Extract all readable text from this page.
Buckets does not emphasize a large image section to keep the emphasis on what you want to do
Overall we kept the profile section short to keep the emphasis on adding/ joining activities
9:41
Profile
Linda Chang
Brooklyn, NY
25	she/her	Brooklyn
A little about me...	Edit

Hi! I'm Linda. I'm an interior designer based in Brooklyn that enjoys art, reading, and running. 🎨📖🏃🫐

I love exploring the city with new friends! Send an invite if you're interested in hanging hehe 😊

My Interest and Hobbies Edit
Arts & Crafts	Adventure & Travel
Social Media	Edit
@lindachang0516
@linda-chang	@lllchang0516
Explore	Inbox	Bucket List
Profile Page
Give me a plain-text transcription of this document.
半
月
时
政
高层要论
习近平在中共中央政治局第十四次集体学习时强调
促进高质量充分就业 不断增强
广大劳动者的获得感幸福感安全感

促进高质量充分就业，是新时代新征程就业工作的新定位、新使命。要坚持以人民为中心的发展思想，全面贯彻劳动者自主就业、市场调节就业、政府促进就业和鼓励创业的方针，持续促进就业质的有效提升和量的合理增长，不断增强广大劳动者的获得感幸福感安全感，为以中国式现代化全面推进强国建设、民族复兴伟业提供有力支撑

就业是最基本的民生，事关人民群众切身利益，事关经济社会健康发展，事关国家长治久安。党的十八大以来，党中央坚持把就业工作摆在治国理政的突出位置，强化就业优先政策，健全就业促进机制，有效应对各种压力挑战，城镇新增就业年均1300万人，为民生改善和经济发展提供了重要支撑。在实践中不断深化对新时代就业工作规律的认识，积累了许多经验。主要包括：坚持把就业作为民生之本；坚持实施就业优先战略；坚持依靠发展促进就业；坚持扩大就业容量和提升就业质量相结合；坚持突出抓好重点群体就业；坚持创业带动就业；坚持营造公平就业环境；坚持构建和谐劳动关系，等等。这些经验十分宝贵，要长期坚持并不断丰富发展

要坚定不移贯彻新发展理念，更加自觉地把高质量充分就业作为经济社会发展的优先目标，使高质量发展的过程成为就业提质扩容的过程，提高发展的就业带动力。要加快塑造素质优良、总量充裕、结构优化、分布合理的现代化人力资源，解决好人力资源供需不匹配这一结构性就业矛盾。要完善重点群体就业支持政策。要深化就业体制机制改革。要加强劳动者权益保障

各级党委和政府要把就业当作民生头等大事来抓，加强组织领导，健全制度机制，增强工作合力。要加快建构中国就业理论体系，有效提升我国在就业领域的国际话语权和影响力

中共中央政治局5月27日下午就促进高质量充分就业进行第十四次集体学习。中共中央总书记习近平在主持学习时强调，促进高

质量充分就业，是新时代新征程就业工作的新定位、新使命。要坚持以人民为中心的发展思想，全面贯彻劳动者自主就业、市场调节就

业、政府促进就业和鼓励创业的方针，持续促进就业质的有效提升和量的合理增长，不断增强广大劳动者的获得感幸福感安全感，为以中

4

┄┄┄┄┄┄

- Written request
Pull out all lines from the listing that contain the string "是新时代新征程就业工作的新定位".

- Output for this exercise
促进高质量充分就业，是新时代新征程就业工作的新定位、新使命。要坚持以人民为中心的发展思想，全面贯彻劳动者自主就业、市场调节就业、政府促进就业和鼓励创业的方针，持续促进就业质的有效提升和量的合理增长，不断增强广大劳动者的获得感幸福感安全感，为以中国式现代化全面推进强国建设、民族复兴伟业提供有力支撑
质量充分就业，是新时代新征程就业工作的新定位、新使命。要坚持以人民为中心的发展思想，全面贯彻劳动者自主就业、市场调节就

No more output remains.